[EXERCISE] Take each line that has the word "condutor" and return it.

[Data entries]
┌────────
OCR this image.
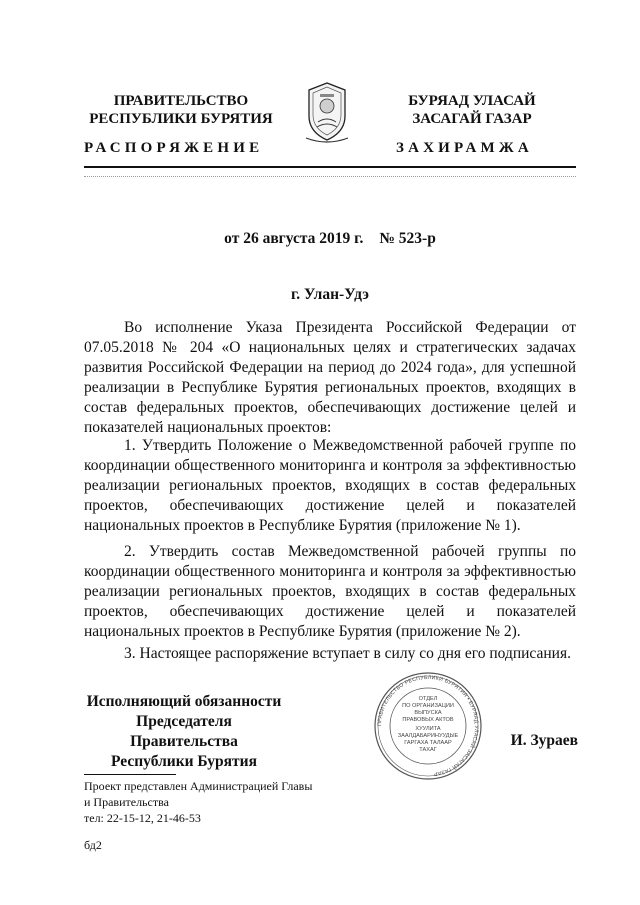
ПРАВИТЕЛЬСТВО
РЕСПУБЛИКИ БУРЯТИЯ
БУРЯАД УЛАСАЙ
ЗАСАГАЙ ГАЗАР
РАСПОРЯЖЕНИЕ	ЗАХИРАМЖА
от 26 августа 2019 г. № 523-р
г. Улан-Удэ
Во исполнение Указа Президента Российской Федерации от 07.05.2018 № 204 «О национальных целях и стратегических задачах развития Российской Федерации на период до 2024 года», для успешной реализации в Республике Бурятия региональных проектов, входящих в состав федеральных проектов, обеспечивающих достижение целей и показателей национальных проектов:
1. Утвердить Положение о Межведомственной рабочей группе по координации общественного мониторинга и контроля за эффективностью реализации региональных проектов, входящих в состав федеральных проектов, обеспечивающих достижение целей и показателей национальных проектов в Республике Бурятия (приложение № 1).
2. Утвердить состав Межведомственной рабочей группы по координации общественного мониторинга и контроля за эффективностью реализации региональных проектов, входящих в состав федеральных проектов, обеспечивающих достижение целей и показателей национальных проектов в Республике Бурятия (приложение № 2).
3. Настоящее распоряжение вступает в силу со дня его подписания.
Исполняющий обязанности
Председателя Правительства
Республики Бурятия
ПРАВИТЕЛЬСТВО РЕСПУБЛИКИ БУРЯТИЯ • БУРЯАД УЛАСАЙ ЗАСАГАЙ ГАЗАР
ОТДЕЛ
ПО ОРГАНИЗАЦИИ
ВЫПУСКА
ПРАВОВЫХ АКТОВ
ХУУЛИТА
ЗААЛДАБАРИНУУДЫЕ
ГАРГАХА ТАЛААР
ТАХАГ
И. Зураев
Проект представлен Администрацией Главы
и Правительства
тел: 22-15-12, 21-46-53
бд2
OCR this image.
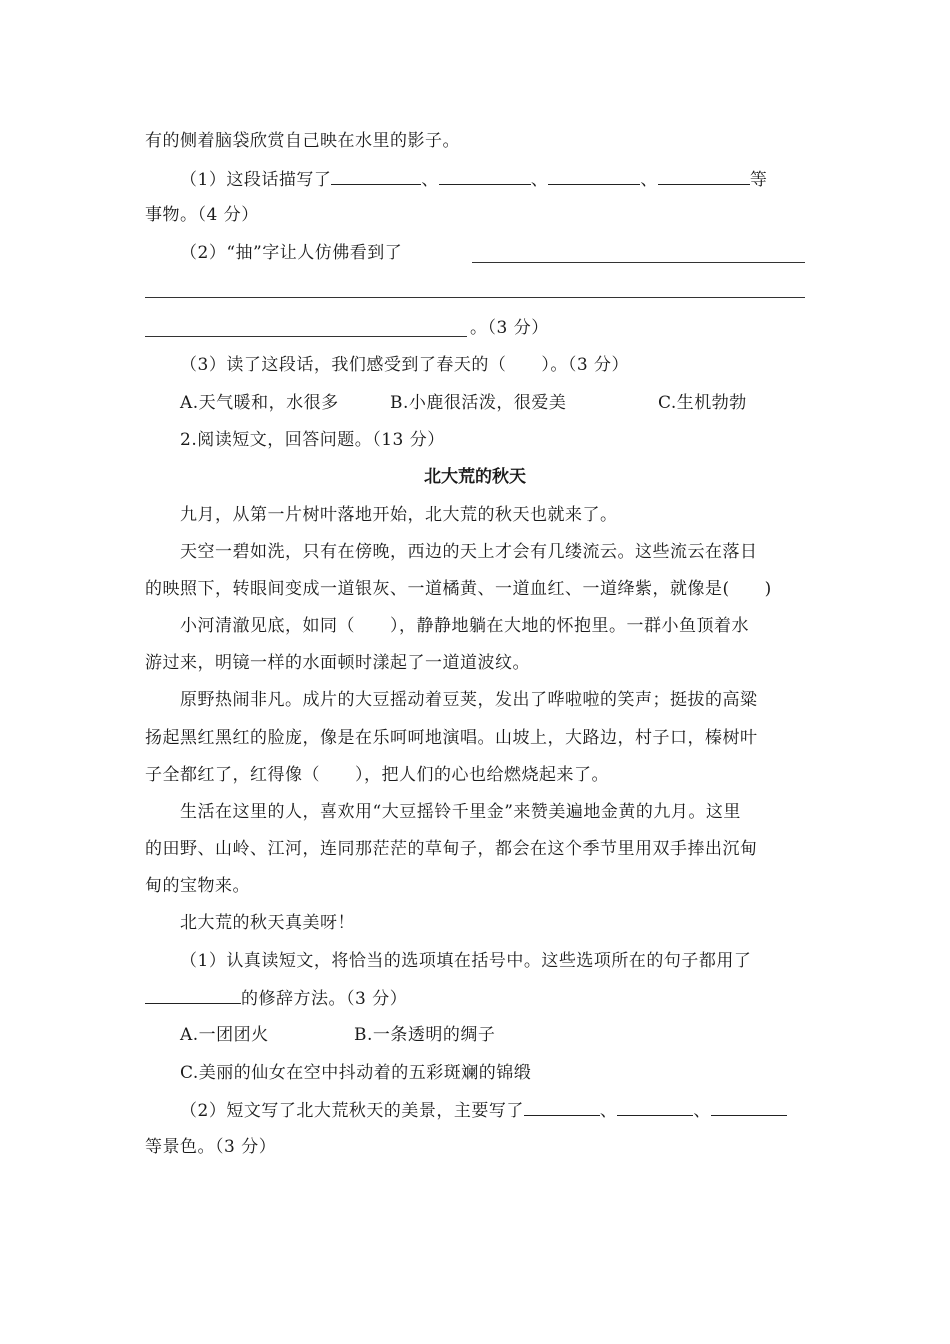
有的侧着脑袋欣赏自己映在水里的影子。
（1）这段话描写了	、	、	、	等
事物。（4 分）
（2）“抽”字让人仿佛看到了
。（3 分）
（3）读了这段话，我们感受到了春天的（　　）。（3 分）
A.天气暖和，水很多	B.小鹿很活泼，很爱美	C.生机勃勃
2.阅读短文，回答问题。（13 分）
北大荒的秋天
九月，从第一片树叶落地开始，北大荒的秋天也就来了。
天空一碧如洗，只有在傍晚，西边的天上才会有几缕流云。这些流云在落日
的映照下，转眼间变成一道银灰、一道橘黄、一道血红、一道绛紫，就像是(　　)
小河清澈见底，如同（　　），静静地躺在大地的怀抱里。一群小鱼顶着水
游过来，明镜一样的水面顿时漾起了一道道波纹。
原野热闹非凡。成片的大豆摇动着豆荚，发出了哗啦啦的笑声；挺拔的高粱
扬起黑红黑红的脸庞，像是在乐呵呵地演唱。山坡上，大路边，村子口，榛树叶
子全都红了，红得像（　　），把人们的心也给燃烧起来了。
生活在这里的人，喜欢用“大豆摇铃千里金”来赞美遍地金黄的九月。这里
的田野、山岭、江河，连同那茫茫的草甸子，都会在这个季节里用双手捧出沉甸
甸的宝物来。
北大荒的秋天真美呀！
（1）认真读短文，将恰当的选项填在括号中。这些选项所在的句子都用了
的修辞方法。（3 分）
A.一团团火	B.一条透明的绸子
C.美丽的仙女在空中抖动着的五彩斑斓的锦缎
（2）短文写了北大荒秋天的美景，主要写了	、	、
等景色。（3 分）
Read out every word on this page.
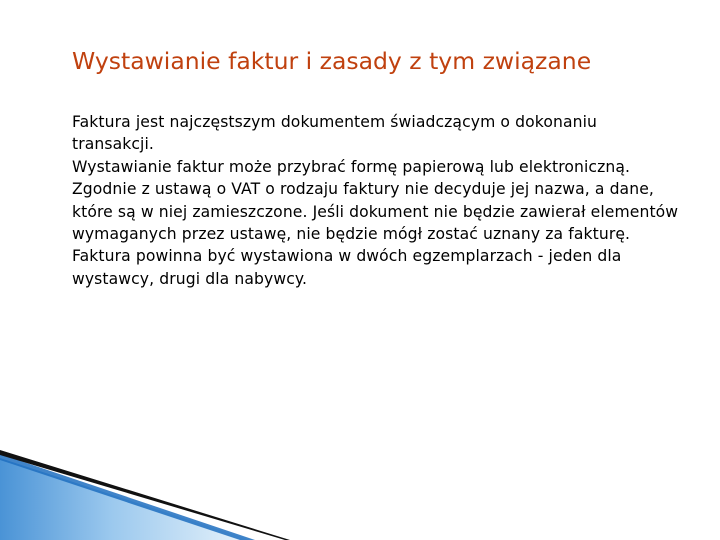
Wystawianie faktur i zasady z tym związane
Faktura jest najczęstszym dokumentem świadczącym o dokonaniu transakcji.
Wystawianie faktur może przybrać formę papierową lub elektroniczną.
Zgodnie z ustawą o VAT o rodzaju faktury nie decyduje jej nazwa, a dane, które są w niej zamieszczone. Jeśli dokument nie będzie zawierał elementów wymaganych przez ustawę, nie będzie mógł zostać uznany za fakturę.
Faktura powinna być wystawiona w dwóch egzemplarzach - jeden dla wystawcy, drugi dla nabywcy.
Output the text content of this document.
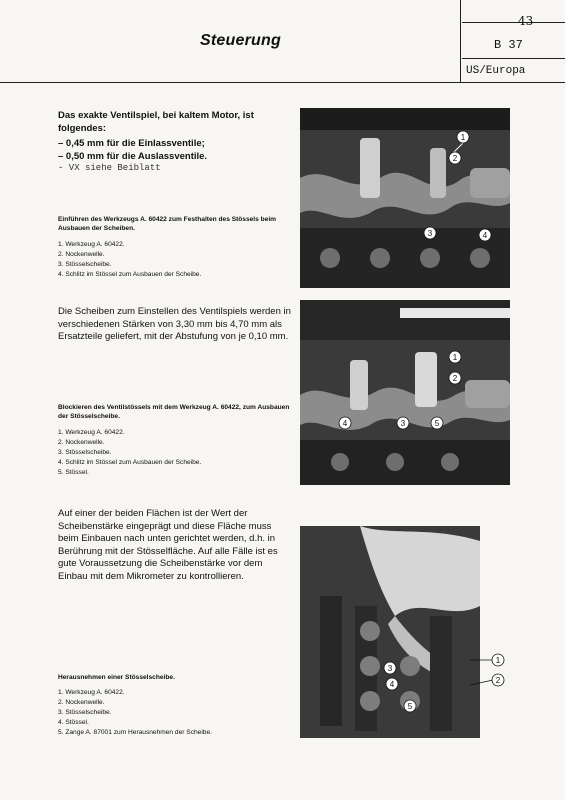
Steuerung
43
B 37
US/Europa
Das exakte Ventilspiel, bei kaltem Motor, ist folgendes:
– 0,45 mm für die Einlassventile;
– 0,50 mm für die Auslassventile.
- VX siehe Beiblatt
Einführen des Werkzeugs A. 60422 zum Festhalten des Stössels beim Ausbauen der Scheiben.
1. Werkzeug A. 60422.
2. Nockenwelle.
3. Stösselscheibe.
4. Schlitz im Stössel zum Ausbauen der Scheibe.
Die Scheiben zum Einstellen des Ventilspiels werden in verschiedenen Stärken von 3,30 mm bis 4,70 mm als Ersatzteile geliefert, mit der Abstufung von je 0,10 mm.
Blockieren des Ventilstössels mit dem Werkzeug A. 60422, zum Ausbauen der Stösselscheibe.
1. Werkzeug A. 60422.
2. Nockenwelle.
3. Stösselscheibe.
4. Schlitz im Stössel zum Ausbauen der Scheibe.
5. Stössel.
Auf einer der beiden Flächen ist der Wert der Scheibenstärke eingeprägt und diese Fläche muss beim Einbauen nach unten gerichtet werden, d.h. in Berührung mit der Stösselfläche. Auf alle Fälle ist es gute Voraussetzung die Scheibenstärke vor dem Einbau mit dem Mikrometer zu kontrollieren.
Herausnehmen einer Stösselscheibe.
1. Werkzeug A. 60422.
2. Nockenwelle.
3. Stösselscheibe.
4. Stössel.
5. Zange A. 87001 zum Herausnehmen der Scheibe.
1
2
3	4
1
2
3
4	5
3
4
5
1
2
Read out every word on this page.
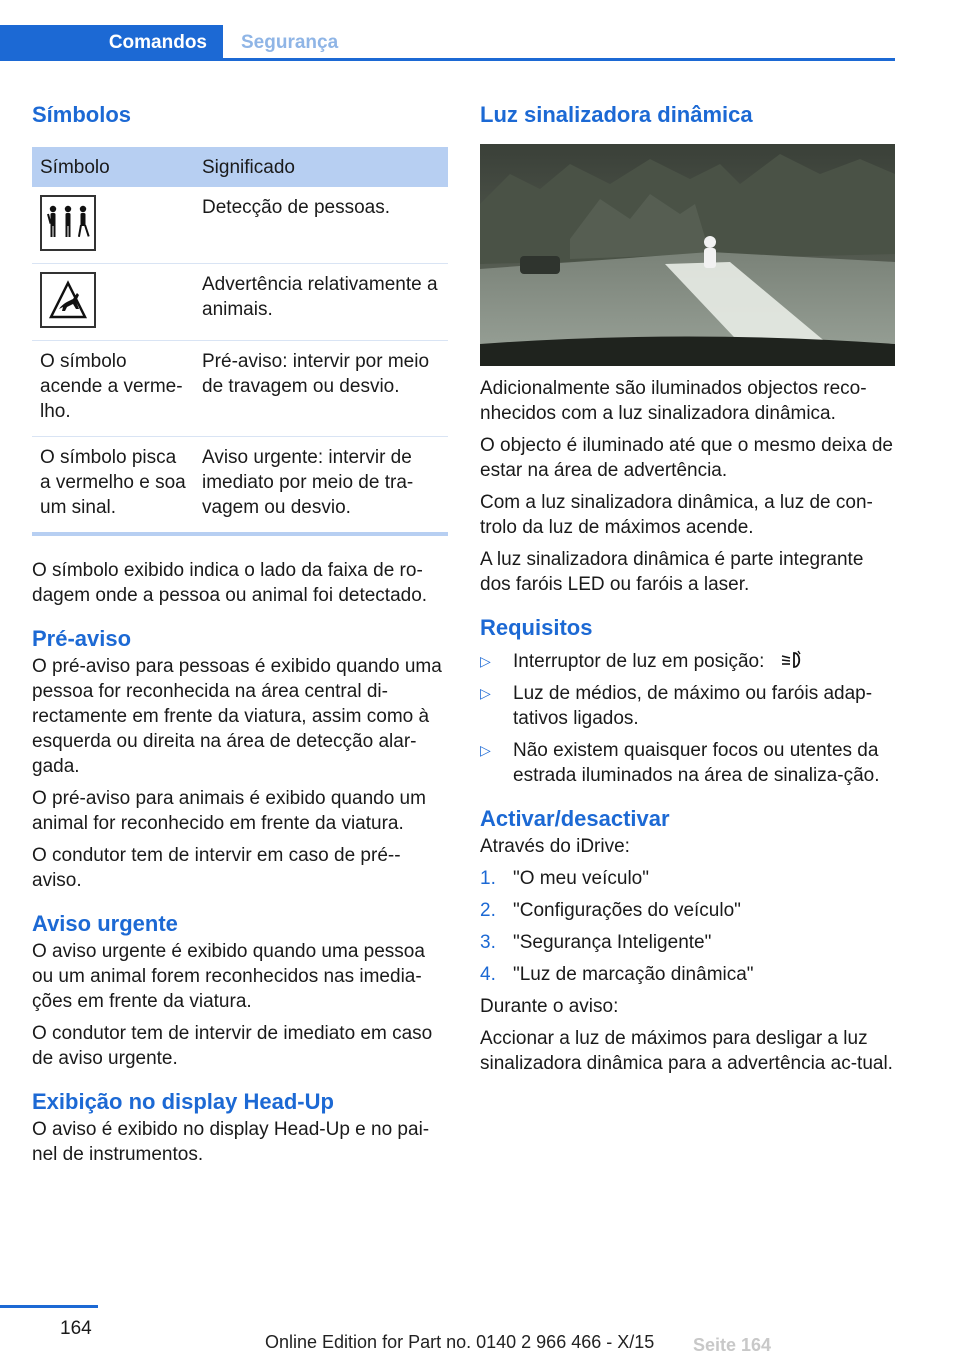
Comandos	Segurança
Símbolos
Símbolo	Significado

	Detecção de pessoas.

	Advertência relativamente a animais.
O símbolo acende a verme-lho.	Pré-aviso: intervir por meio de travagem ou desvio.
O símbolo pisca a vermelho e soa um sinal.	Aviso urgente: intervir de imediato por meio de tra-vagem ou desvio.

O símbolo exibido indica o lado da faixa de ro-dagem onde a pessoa ou animal foi detectado.

Pré-aviso

O pré-aviso para pessoas é exibido quando uma pessoa for reconhecida na área central di-rectamente em frente da viatura, assim como à esquerda ou direita na área de detecção alar-gada.

O pré-aviso para animais é exibido quando um animal for reconhecido em frente da viatura.

O condutor tem de intervir em caso de pré--aviso.

Aviso urgente

O aviso urgente é exibido quando uma pessoa ou um animal forem reconhecidos nas imedia-ções em frente da viatura.

O condutor tem de intervir de imediato em caso de aviso urgente.

Exibição no display Head-Up

O aviso é exibido no display Head-Up e no pai-nel de instrumentos.

Luz sinalizadora dinâmica

Adicionalmente são iluminados objectos reco-nhecidos com a luz sinalizadora dinâmica.

O objecto é iluminado até que o mesmo deixa de estar na área de advertência.

Com a luz sinalizadora dinâmica, a luz de con-trolo da luz de máximos acende.

A luz sinalizadora dinâmica é parte integrante dos faróis LED ou faróis a laser.

Requisitos
▷ Interruptor de luz em posição:
▷ Luz de médios, de máximo ou faróis adap-tativos ligados.
▷ Não existem quaisquer focos ou utentes da estrada iluminados na área de sinaliza-ção.
Activar/desactivar

Através do iDrive:

1. "O meu veículo"
2. "Configurações do veículo"
3. "Segurança Inteligente"
4. "Luz de marcação dinâmica"

Durante o aviso:

Accionar a luz de máximos para desligar a luz sinalizadora dinâmica para a advertência ac-tual.

164
Online Edition for Part no. 0140 2 966 466 - X/15 Seite 164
└────────
[EXPECTED ANSWER]
O condutor tem de intervir em caso de pré--aviso.
O condutor tem de intervir de imediato em caso de aviso urgente.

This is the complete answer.